▸ **DATA EXTRACT**:
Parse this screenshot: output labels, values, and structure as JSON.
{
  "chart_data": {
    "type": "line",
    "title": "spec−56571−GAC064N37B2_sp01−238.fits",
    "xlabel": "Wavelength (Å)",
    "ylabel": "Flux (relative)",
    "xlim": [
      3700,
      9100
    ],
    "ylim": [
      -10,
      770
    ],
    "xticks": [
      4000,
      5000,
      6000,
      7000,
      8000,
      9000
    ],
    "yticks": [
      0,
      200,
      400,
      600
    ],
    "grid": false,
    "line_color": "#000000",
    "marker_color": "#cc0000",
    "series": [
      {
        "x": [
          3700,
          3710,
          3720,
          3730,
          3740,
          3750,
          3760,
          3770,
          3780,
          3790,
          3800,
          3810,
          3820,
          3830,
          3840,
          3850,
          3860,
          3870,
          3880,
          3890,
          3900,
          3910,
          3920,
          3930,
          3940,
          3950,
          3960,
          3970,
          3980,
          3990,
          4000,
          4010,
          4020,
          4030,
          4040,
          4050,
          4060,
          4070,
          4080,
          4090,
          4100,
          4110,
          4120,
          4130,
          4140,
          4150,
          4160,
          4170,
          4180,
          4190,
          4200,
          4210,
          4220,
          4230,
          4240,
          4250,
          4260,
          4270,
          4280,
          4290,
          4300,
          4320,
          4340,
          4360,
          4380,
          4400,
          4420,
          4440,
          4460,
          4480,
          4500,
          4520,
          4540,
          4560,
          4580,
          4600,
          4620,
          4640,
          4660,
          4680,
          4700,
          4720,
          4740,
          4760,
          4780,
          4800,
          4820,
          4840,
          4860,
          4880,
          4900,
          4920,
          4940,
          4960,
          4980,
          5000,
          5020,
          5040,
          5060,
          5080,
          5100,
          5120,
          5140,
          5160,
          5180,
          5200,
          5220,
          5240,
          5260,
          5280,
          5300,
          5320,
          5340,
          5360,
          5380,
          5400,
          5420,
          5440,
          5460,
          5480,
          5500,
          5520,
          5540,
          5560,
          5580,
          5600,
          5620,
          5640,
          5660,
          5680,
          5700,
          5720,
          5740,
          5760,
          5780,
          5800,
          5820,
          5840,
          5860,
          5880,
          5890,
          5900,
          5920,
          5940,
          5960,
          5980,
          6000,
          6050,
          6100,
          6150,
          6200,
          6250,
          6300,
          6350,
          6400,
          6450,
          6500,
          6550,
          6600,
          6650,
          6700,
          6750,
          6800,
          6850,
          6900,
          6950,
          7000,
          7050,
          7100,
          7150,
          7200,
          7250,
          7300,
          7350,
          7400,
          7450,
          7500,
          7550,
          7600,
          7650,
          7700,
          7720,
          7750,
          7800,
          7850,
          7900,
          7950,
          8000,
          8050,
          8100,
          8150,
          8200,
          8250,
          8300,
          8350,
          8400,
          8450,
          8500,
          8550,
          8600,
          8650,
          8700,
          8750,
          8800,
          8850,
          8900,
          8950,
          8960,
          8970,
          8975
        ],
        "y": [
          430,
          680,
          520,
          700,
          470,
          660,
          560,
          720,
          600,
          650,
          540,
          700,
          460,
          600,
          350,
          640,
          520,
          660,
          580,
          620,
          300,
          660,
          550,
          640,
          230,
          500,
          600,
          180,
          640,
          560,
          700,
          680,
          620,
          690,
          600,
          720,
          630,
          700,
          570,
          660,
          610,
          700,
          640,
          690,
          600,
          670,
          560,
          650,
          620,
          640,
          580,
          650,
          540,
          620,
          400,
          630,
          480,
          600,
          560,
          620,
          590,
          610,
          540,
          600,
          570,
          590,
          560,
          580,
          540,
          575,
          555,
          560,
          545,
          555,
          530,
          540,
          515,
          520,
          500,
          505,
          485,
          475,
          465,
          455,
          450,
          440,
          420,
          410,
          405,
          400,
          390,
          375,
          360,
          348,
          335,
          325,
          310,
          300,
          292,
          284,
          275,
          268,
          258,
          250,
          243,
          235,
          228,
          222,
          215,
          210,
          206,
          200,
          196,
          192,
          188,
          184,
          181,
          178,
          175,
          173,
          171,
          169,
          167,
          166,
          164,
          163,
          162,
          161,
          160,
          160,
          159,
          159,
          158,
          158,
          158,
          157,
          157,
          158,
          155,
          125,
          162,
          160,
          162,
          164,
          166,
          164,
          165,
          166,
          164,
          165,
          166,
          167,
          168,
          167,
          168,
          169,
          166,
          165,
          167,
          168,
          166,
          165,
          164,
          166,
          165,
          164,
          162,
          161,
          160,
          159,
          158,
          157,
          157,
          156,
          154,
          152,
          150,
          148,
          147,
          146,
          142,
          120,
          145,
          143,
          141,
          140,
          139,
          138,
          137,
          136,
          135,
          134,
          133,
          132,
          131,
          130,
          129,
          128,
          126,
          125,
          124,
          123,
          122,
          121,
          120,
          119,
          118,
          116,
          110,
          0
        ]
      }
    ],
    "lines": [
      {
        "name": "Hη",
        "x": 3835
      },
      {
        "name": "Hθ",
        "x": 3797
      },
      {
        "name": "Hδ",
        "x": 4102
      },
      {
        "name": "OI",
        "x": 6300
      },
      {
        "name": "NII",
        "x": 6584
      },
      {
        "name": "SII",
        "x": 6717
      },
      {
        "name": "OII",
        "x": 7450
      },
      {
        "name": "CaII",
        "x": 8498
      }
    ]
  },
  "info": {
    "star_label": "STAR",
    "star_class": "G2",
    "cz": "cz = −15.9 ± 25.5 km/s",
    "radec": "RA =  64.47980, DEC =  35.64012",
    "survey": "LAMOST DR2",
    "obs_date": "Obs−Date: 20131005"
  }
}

▸ **GOAL OF THE EXERCISE**: Repeat all entries. Match them exactly.

▸ **OUTPUT FOR THIS EXERCISE**:
Parse this screenshot: output labels, values, and structure as JSON.
{
  "chart_data": {
    "type": "line",
    "title": "spec−56571−GAC064N37B2_sp01−238.fits",
    "xlabel": "Wavelength (Å)",
    "ylabel": "Flux (relative)",
    "xlim": [
      3700,
      9100
    ],
    "ylim": [
      -10,
      770
    ],
    "xticks": [
      4000,
      5000,
      6000,
      7000,
      8000,
      9000
    ],
    "yticks": [
      0,
      200,
      400,
      600
    ],
    "grid": false,
    "line_color": "#000000",
    "marker_color": "#cc0000",
    "series": [
      {
        "x": [
          3700,
          3710,
          3720,
          3730,
          3740,
          3750,
          3760,
          3770,
          3780,
          3790,
          3800,
          3810,
          3820,
          3830,
          3840,
          3850,
          3860,
          3870,
          3880,
          3890,
          3900,
          3910,
          3920,
          3930,
          3940,
          3950,
          3960,
          3970,
          3980,
          3990,
          4000,
          4010,
          4020,
          4030,
          4040,
          4050,
          4060,
          4070,
          4080,
          4090,
          4100,
          4110,
          4120,
          4130,
          4140,
          4150,
          4160,
          4170,
          4180,
          4190,
          4200,
          4210,
          4220,
          4230,
          4240,
          4250,
          4260,
          4270,
          4280,
          4290,
          4300,
          4320,
          4340,
          4360,
          4380,
          4400,
          4420,
          4440,
          4460,
          4480,
          4500,
          4520,
          4540,
          4560,
          4580,
          4600,
          4620,
          4640,
          4660,
          4680,
          4700,
          4720,
          4740,
          4760,
          4780,
          4800,
          4820,
          4840,
          4860,
          4880,
          4900,
          4920,
          4940,
          4960,
          4980,
          5000,
          5020,
          5040,
          5060,
          5080,
          5100,
          5120,
          5140,
          5160,
          5180,
          5200,
          5220,
          5240,
          5260,
          5280,
          5300,
          5320,
          5340,
          5360,
          5380,
          5400,
          5420,
          5440,
          5460,
          5480,
          5500,
          5520,
          5540,
          5560,
          5580,
          5600,
          5620,
          5640,
          5660,
          5680,
          5700,
          5720,
          5740,
          5760,
          5780,
          5800,
          5820,
          5840,
          5860,
          5880,
          5890,
          5900,
          5920,
          5940,
          5960,
          5980,
          6000,
          6050,
          6100,
          6150,
          6200,
          6250,
          6300,
          6350,
          6400,
          6450,
          6500,
          6550,
          6600,
          6650,
          6700,
          6750,
          6800,
          6850,
          6900,
          6950,
          7000,
          7050,
          7100,
          7150,
          7200,
          7250,
          7300,
          7350,
          7400,
          7450,
          7500,
          7550,
          7600,
          7650,
          7700,
          7720,
          7750,
          7800,
          7850,
          7900,
          7950,
          8000,
          8050,
          8100,
          8150,
          8200,
          8250,
          8300,
          8350,
          8400,
          8450,
          8500,
          8550,
          8600,
          8650,
          8700,
          8750,
          8800,
          8850,
          8900,
          8950,
          8960,
          8970,
          8975
        ],
        "y": [
          430,
          680,
          520,
          700,
          470,
          660,
          560,
          720,
          600,
          650,
          540,
          700,
          460,
          600,
          350,
          640,
          520,
          660,
          580,
          620,
          300,
          660,
          550,
          640,
          230,
          500,
          600,
          180,
          640,
          560,
          700,
          680,
          620,
          690,
          600,
          720,
          630,
          700,
          570,
          660,
          610,
          700,
          640,
          690,
          600,
          670,
          560,
          650,
          620,
          640,
          580,
          650,
          540,
          620,
          400,
          630,
          480,
          600,
          560,
          620,
          590,
          610,
          540,
          600,
          570,
          590,
          560,
          580,
          540,
          575,
          555,
          560,
          545,
          555,
          530,
          540,
          515,
          520,
          500,
          505,
          485,
          475,
          465,
          455,
          450,
          440,
          420,
          410,
          405,
          400,
          390,
          375,
          360,
          348,
          335,
          325,
          310,
          300,
          292,
          284,
          275,
          268,
          258,
          250,
          243,
          235,
          228,
          222,
          215,
          210,
          206,
          200,
          196,
          192,
          188,
          184,
          181,
          178,
          175,
          173,
          171,
          169,
          167,
          166,
          164,
          163,
          162,
          161,
          160,
          160,
          159,
          159,
          158,
          158,
          158,
          157,
          157,
          158,
          155,
          125,
          162,
          160,
          162,
          164,
          166,
          164,
          165,
          166,
          164,
          165,
          166,
          167,
          168,
          167,
          168,
          169,
          166,
          165,
          167,
          168,
          166,
          165,
          164,
          166,
          165,
          164,
          162,
          161,
          160,
          159,
          158,
          157,
          157,
          156,
          154,
          152,
          150,
          148,
          147,
          146,
          142,
          120,
          145,
          143,
          141,
          140,
          139,
          138,
          137,
          136,
          135,
          134,
          133,
          132,
          131,
          130,
          129,
          128,
          126,
          125,
          124,
          123,
          122,
          121,
          120,
          119,
          118,
          116,
          110,
          0
        ]
      }
    ],
    "lines": [
      {
        "name": "Hη",
        "x": 3835
      },
      {
        "name": "Hθ",
        "x": 3797
      },
      {
        "name": "Hδ",
        "x": 4102
      },
      {
        "name": "OI",
        "x": 6300
      },
      {
        "name": "NII",
        "x": 6584
      },
      {
        "name": "SII",
        "x": 6717
      },
      {
        "name": "OII",
        "x": 7450
      },
      {
        "name": "CaII",
        "x": 8498
      }
    ]
  },
  "info": {
    "star_label": "STAR",
    "star_class": "G2",
    "cz": "cz = −15.9 ± 25.5 km/s",
    "radec": "RA =  64.47980, DEC =  35.64012",
    "survey": "LAMOST DR2",
    "obs_date": "Obs−Date: 20131005"
  }
}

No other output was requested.